BEGIN Data extracts

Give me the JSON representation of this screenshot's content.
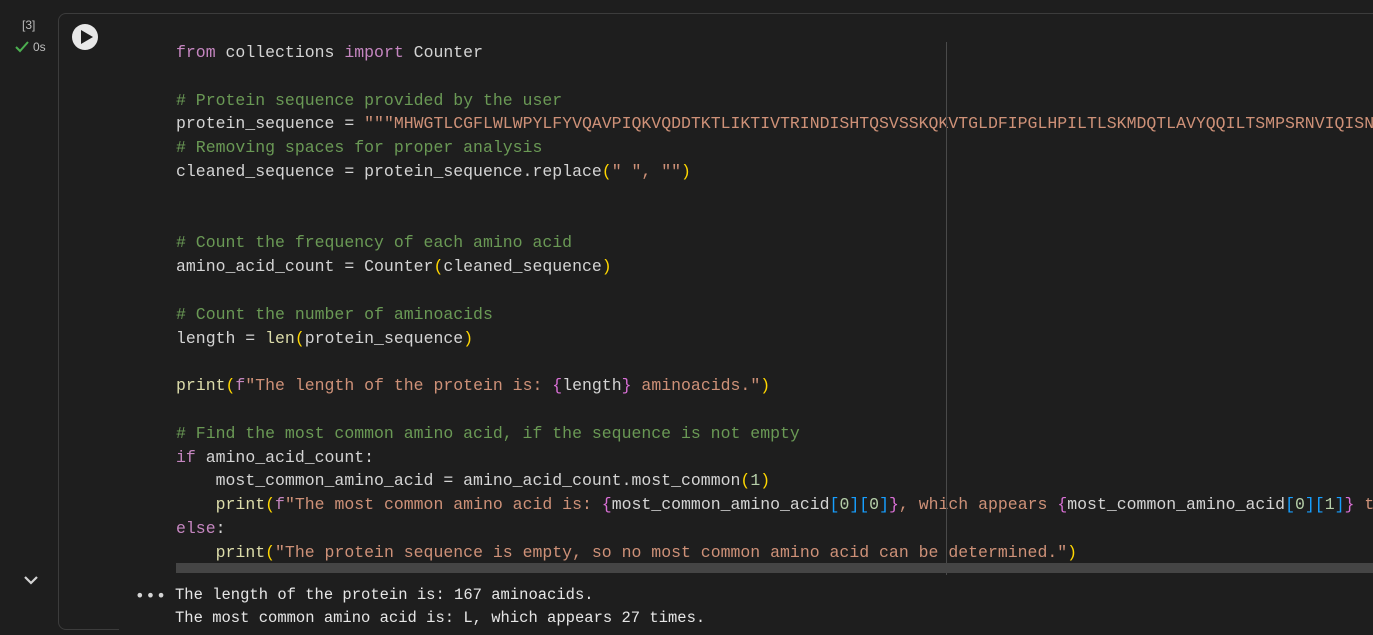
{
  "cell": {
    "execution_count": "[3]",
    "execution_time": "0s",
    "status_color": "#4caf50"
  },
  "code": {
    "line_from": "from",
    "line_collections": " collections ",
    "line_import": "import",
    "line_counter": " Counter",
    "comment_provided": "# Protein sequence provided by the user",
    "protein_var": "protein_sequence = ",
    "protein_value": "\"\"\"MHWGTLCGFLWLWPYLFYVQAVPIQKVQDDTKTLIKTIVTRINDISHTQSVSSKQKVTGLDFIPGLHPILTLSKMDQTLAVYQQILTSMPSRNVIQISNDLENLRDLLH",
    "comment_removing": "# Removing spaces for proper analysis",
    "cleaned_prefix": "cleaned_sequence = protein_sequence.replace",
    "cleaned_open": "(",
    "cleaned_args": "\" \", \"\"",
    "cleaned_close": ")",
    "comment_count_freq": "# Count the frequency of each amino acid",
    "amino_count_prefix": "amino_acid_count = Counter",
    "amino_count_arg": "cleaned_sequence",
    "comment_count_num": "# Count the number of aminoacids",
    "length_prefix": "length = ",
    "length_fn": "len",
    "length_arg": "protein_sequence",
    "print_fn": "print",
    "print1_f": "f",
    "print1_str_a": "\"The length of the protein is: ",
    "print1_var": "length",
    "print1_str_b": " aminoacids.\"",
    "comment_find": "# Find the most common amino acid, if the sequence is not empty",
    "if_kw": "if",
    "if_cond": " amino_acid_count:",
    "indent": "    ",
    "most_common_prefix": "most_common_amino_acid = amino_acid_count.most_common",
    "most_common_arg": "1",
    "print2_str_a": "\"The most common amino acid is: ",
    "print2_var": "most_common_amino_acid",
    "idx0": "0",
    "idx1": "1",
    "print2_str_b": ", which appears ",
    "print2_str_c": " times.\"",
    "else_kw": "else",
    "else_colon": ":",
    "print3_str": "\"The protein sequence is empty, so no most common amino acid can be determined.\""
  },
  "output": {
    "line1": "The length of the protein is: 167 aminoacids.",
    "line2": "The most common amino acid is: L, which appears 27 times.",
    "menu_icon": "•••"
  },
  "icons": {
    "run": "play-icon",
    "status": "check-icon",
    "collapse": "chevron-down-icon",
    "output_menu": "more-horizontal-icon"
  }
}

END Data extracts

Carry over each record above character for character, with the pictures left out.

_Exercise result_
Give me the JSON representation of this screenshot's content.
{
  "cell": {
    "execution_count": "[3]",
    "execution_time": "0s",
    "status_color": "#4caf50"
  },
  "code": {
    "line_from": "from",
    "line_collections": " collections ",
    "line_import": "import",
    "line_counter": " Counter",
    "comment_provided": "# Protein sequence provided by the user",
    "protein_var": "protein_sequence = ",
    "protein_value": "\"\"\"MHWGTLCGFLWLWPYLFYVQAVPIQKVQDDTKTLIKTIVTRINDISHTQSVSSKQKVTGLDFIPGLHPILTLSKMDQTLAVYQQILTSMPSRNVIQISNDLENLRDLLH",
    "comment_removing": "# Removing spaces for proper analysis",
    "cleaned_prefix": "cleaned_sequence = protein_sequence.replace",
    "cleaned_open": "(",
    "cleaned_args": "\" \", \"\"",
    "cleaned_close": ")",
    "comment_count_freq": "# Count the frequency of each amino acid",
    "amino_count_prefix": "amino_acid_count = Counter",
    "amino_count_arg": "cleaned_sequence",
    "comment_count_num": "# Count the number of aminoacids",
    "length_prefix": "length = ",
    "length_fn": "len",
    "length_arg": "protein_sequence",
    "print_fn": "print",
    "print1_f": "f",
    "print1_str_a": "\"The length of the protein is: ",
    "print1_var": "length",
    "print1_str_b": " aminoacids.\"",
    "comment_find": "# Find the most common amino acid, if the sequence is not empty",
    "if_kw": "if",
    "if_cond": " amino_acid_count:",
    "indent": "    ",
    "most_common_prefix": "most_common_amino_acid = amino_acid_count.most_common",
    "most_common_arg": "1",
    "print2_str_a": "\"The most common amino acid is: ",
    "print2_var": "most_common_amino_acid",
    "idx0": "0",
    "idx1": "1",
    "print2_str_b": ", which appears ",
    "print2_str_c": " times.\"",
    "else_kw": "else",
    "else_colon": ":",
    "print3_str": "\"The protein sequence is empty, so no most common amino acid can be determined.\""
  },
  "output": {
    "line1": "The length of the protein is: 167 aminoacids.",
    "line2": "The most common amino acid is: L, which appears 27 times.",
    "menu_icon": "•••"
  },
  "icons": {
    "run": "play-icon",
    "status": "check-icon",
    "collapse": "chevron-down-icon",
    "output_menu": "more-horizontal-icon"
  }
}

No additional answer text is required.